• [The exercise]: Pull out every line of the listing below where "type" appears.

• [Records shown]:

## start

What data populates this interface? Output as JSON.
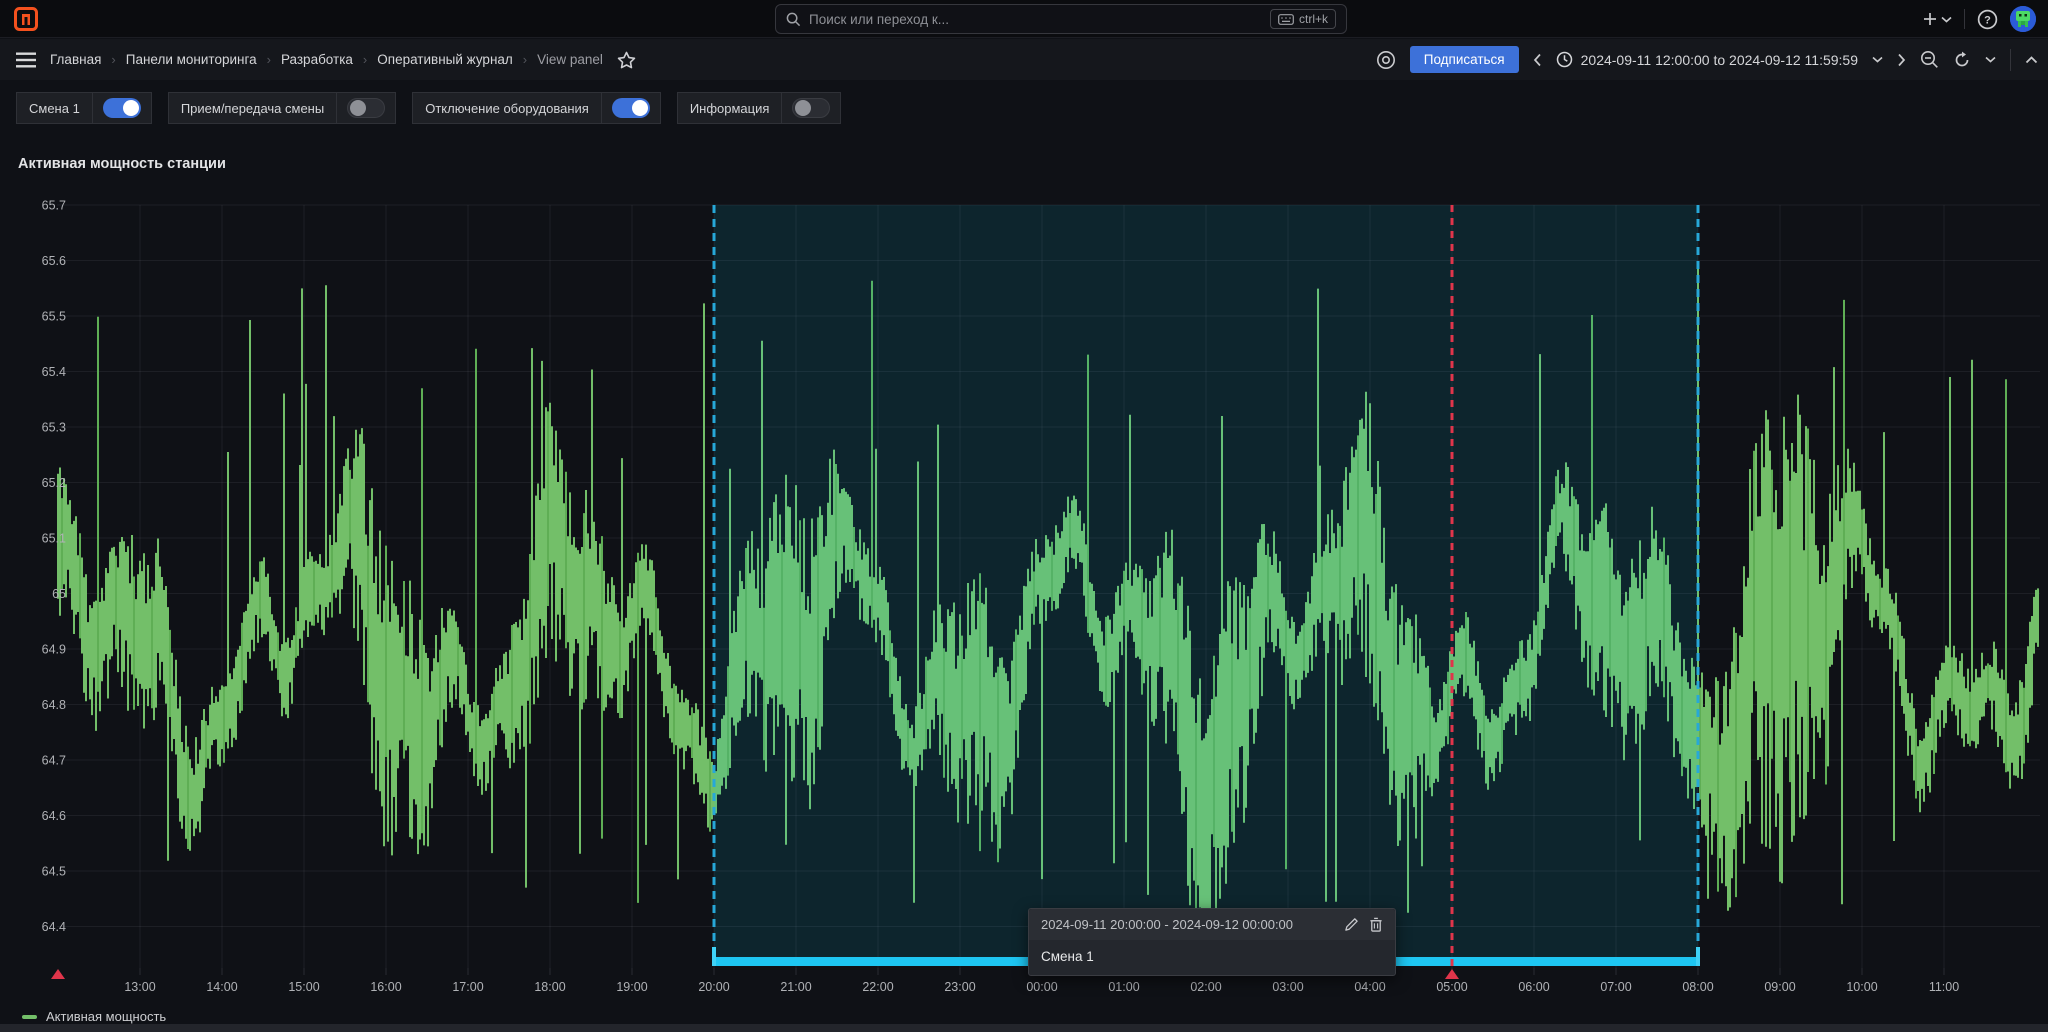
{
  "topbar": {
    "search_placeholder": "Поиск или переход к...",
    "shortcut": "ctrl+k",
    "new_label": "+",
    "icons": [
      "plus-icon",
      "caret-down-icon",
      "help-icon",
      "user-avatar"
    ]
  },
  "navbar": {
    "breadcrumbs": [
      "Главная",
      "Панели мониторинга",
      "Разработка",
      "Оперативный журнал"
    ],
    "current_page": "View panel",
    "subscribe_label": "Подписаться",
    "time_range": "2024-09-11 12:00:00 to 2024-09-12 11:59:59"
  },
  "filters": [
    {
      "label": "Смена 1",
      "on": true
    },
    {
      "label": "Прием/передача смены",
      "on": false
    },
    {
      "label": "Отключение оборудования",
      "on": true
    },
    {
      "label": "Информация",
      "on": false
    }
  ],
  "panel": {
    "title": "Активная мощность станции"
  },
  "tooltip": {
    "range": "2024-09-11 20:00:00 - 2024-09-12 00:00:00",
    "label": "Смена 1"
  },
  "chart_data": {
    "type": "line",
    "title": "Активная мощность станции",
    "series": [
      {
        "name": "Активная мощность",
        "color": "#73BF69"
      }
    ],
    "ylabel": "",
    "xlabel": "",
    "ylim": [
      64.35,
      65.72
    ],
    "y_ticks": [
      "65.7",
      "65.6",
      "65.5",
      "65.4",
      "65.3",
      "65.2",
      "65.1",
      "65",
      "64.9",
      "64.8",
      "64.7",
      "64.6",
      "64.5",
      "64.4"
    ],
    "x_ticks": [
      "13:00",
      "14:00",
      "15:00",
      "16:00",
      "17:00",
      "18:00",
      "19:00",
      "20:00",
      "21:00",
      "22:00",
      "23:00",
      "00:00",
      "01:00",
      "02:00",
      "03:00",
      "04:00",
      "05:00",
      "06:00",
      "07:00",
      "08:00",
      "09:00",
      "10:00",
      "11:00"
    ],
    "x_start": "12:00",
    "grid": true,
    "legend_position": "bottom-left",
    "waveform": {
      "seed": 11,
      "base": 64.9,
      "typical_range": [
        64.55,
        65.25
      ],
      "spike_max": 65.62,
      "dip_min": 64.42,
      "columns": 990
    },
    "annotations": [
      {
        "type": "region",
        "label": "Смена 1",
        "from": "20:00",
        "to": "08:00",
        "fill": "rgba(0,211,255,0.10)",
        "border_color": "#27A8D8",
        "bar_color": "#1EC6F2"
      },
      {
        "type": "vline",
        "time": "05:00",
        "color": "#E0354B",
        "style": "dashed"
      },
      {
        "type": "marker",
        "time": "12:00",
        "color": "#E0354B"
      }
    ],
    "colors": {
      "grid": "rgba(204,204,220,0.08)",
      "axis_text": "#B0B2B6",
      "series_green": "#73BF69",
      "series_green_dark": "#5FAE55"
    }
  }
}
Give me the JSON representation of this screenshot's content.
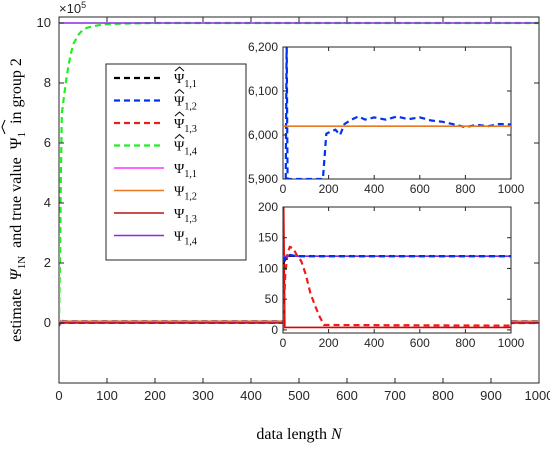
{
  "chart_data": [
    {
      "type": "line",
      "role": "main",
      "xlabel": "data length",
      "xlabel_var": "N",
      "ylabel_prefix": "estimate",
      "ylabel_mid": "and true value",
      "ylabel_suffix": "in group 2",
      "ylabel_hat_symbol": "Ψ",
      "ylabel_hat_sub": "1N",
      "ylabel_true_symbol": "Ψ",
      "ylabel_true_sub": "1",
      "multiplier_label": "×10",
      "multiplier_exp": "5",
      "xlim": [
        0,
        1000
      ],
      "ylim": [
        -2,
        10.2
      ],
      "x_ticks": [
        0,
        100,
        200,
        300,
        400,
        500,
        600,
        700,
        800,
        900,
        1000
      ],
      "y_ticks": [
        0,
        2,
        4,
        6,
        8,
        10
      ],
      "grid": false,
      "legend_position": "upper-left",
      "series": [
        {
          "name_symbol": "Ψ",
          "name_sub": "1,1",
          "hat": true,
          "style": "dashed",
          "color": "#000000",
          "x": [
            0,
            5,
            1000
          ],
          "y": [
            -0.05,
            0.012,
            0.012
          ]
        },
        {
          "name_symbol": "Ψ",
          "name_sub": "1,2",
          "hat": true,
          "style": "dashed",
          "color": "#0033ee",
          "x": [
            0,
            3,
            8,
            1000
          ],
          "y": [
            -0.1,
            0.15,
            0.06,
            0.06
          ]
        },
        {
          "name_symbol": "Ψ",
          "name_sub": "1,3",
          "hat": true,
          "style": "dashed",
          "color": "#ee1c1c",
          "x": [
            0,
            5,
            1000
          ],
          "y": [
            -0.03,
            0.002,
            0.0008
          ]
        },
        {
          "name_symbol": "Ψ",
          "name_sub": "1,4",
          "hat": true,
          "style": "dashed",
          "color": "#22ee22",
          "x": [
            0,
            2,
            4,
            6,
            10,
            15,
            20,
            25,
            30,
            40,
            50,
            60,
            80,
            100,
            130,
            160,
            200,
            1000
          ],
          "y": [
            0,
            2,
            5,
            7,
            7.5,
            8.1,
            8.6,
            9.0,
            9.3,
            9.6,
            9.78,
            9.85,
            9.92,
            9.96,
            9.98,
            9.99,
            10.0,
            10.0
          ]
        },
        {
          "name_symbol": "Ψ",
          "name_sub": "1,1",
          "hat": false,
          "style": "solid",
          "color": "#ff33ff",
          "x": [
            0,
            1000
          ],
          "y": [
            0.012,
            0.012
          ]
        },
        {
          "name_symbol": "Ψ",
          "name_sub": "1,2",
          "hat": false,
          "style": "solid",
          "color": "#e87722",
          "x": [
            0,
            1000
          ],
          "y": [
            0.06,
            0.06
          ]
        },
        {
          "name_symbol": "Ψ",
          "name_sub": "1,3",
          "hat": false,
          "style": "solid",
          "color": "#b81414",
          "x": [
            0,
            1000
          ],
          "y": [
            0.0008,
            0.0008
          ]
        },
        {
          "name_symbol": "Ψ",
          "name_sub": "1,4",
          "hat": false,
          "style": "solid",
          "color": "#8a2be2",
          "x": [
            0,
            1000
          ],
          "y": [
            10.0,
            10.0
          ]
        }
      ]
    },
    {
      "type": "line",
      "role": "inset-top",
      "xlim": [
        0,
        1000
      ],
      "ylim": [
        5900,
        6200
      ],
      "x_ticks": [
        0,
        200,
        400,
        600,
        800,
        1000
      ],
      "y_ticks": [
        5900,
        6000,
        6100,
        6200
      ],
      "y_tick_labels": [
        "5,900",
        "6,000",
        "6,100",
        "6,200"
      ],
      "series": [
        {
          "hat": true,
          "style": "dashed",
          "color": "#0033ee",
          "x": [
            12,
            16,
            20,
            175,
            190,
            210,
            230,
            250,
            270,
            300,
            330,
            360,
            400,
            450,
            500,
            550,
            600,
            650,
            700,
            750,
            800,
            850,
            900,
            950,
            1000
          ],
          "y": [
            5900,
            6220,
            5900,
            5900,
            6003,
            6008,
            6012,
            6000,
            6025,
            6035,
            6042,
            6035,
            6040,
            6035,
            6042,
            6036,
            6040,
            6033,
            6030,
            6024,
            6018,
            6023,
            6020,
            6025,
            6024
          ]
        },
        {
          "hat": false,
          "style": "solid",
          "color": "#e87722",
          "x": [
            0,
            1000
          ],
          "y": [
            6020,
            6020
          ]
        }
      ]
    },
    {
      "type": "line",
      "role": "inset-bottom",
      "xlim": [
        0,
        1000
      ],
      "ylim": [
        -5,
        200
      ],
      "x_ticks": [
        0,
        200,
        400,
        600,
        800,
        1000
      ],
      "y_ticks": [
        0,
        50,
        100,
        150,
        200
      ],
      "series": [
        {
          "hat": false,
          "style": "solid",
          "color": "#e00000",
          "x": [
            0,
            3,
            8,
            1000
          ],
          "y": [
            0,
            200,
            4,
            4
          ]
        },
        {
          "hat": true,
          "style": "dashed",
          "color": "#ee1c1c",
          "x": [
            0,
            10,
            20,
            30,
            45,
            60,
            80,
            100,
            120,
            140,
            160,
            180,
            200,
            1000
          ],
          "y": [
            0,
            90,
            125,
            135,
            133,
            122,
            112,
            90,
            60,
            40,
            22,
            8,
            8,
            7
          ]
        },
        {
          "hat": false,
          "style": "solid",
          "color": "#8a2be2",
          "x": [
            0,
            1000
          ],
          "y": [
            120,
            120
          ]
        },
        {
          "hat": true,
          "style": "dashed",
          "color": "#000000",
          "x": [
            0,
            15,
            30,
            60,
            1000
          ],
          "y": [
            108,
            118,
            121,
            120,
            120
          ]
        },
        {
          "hat": true,
          "style": "dashed",
          "color": "#0033ee",
          "x": [
            0,
            15,
            30,
            60,
            1000
          ],
          "y": [
            110,
            120,
            122,
            120,
            120
          ]
        }
      ]
    }
  ]
}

## end

• [Task response]:
    "type": "line",
        "type": "region",
        "type": "vline",
        "type": "marker",
      "type": "line",
      "type": "line",
      "type": "line",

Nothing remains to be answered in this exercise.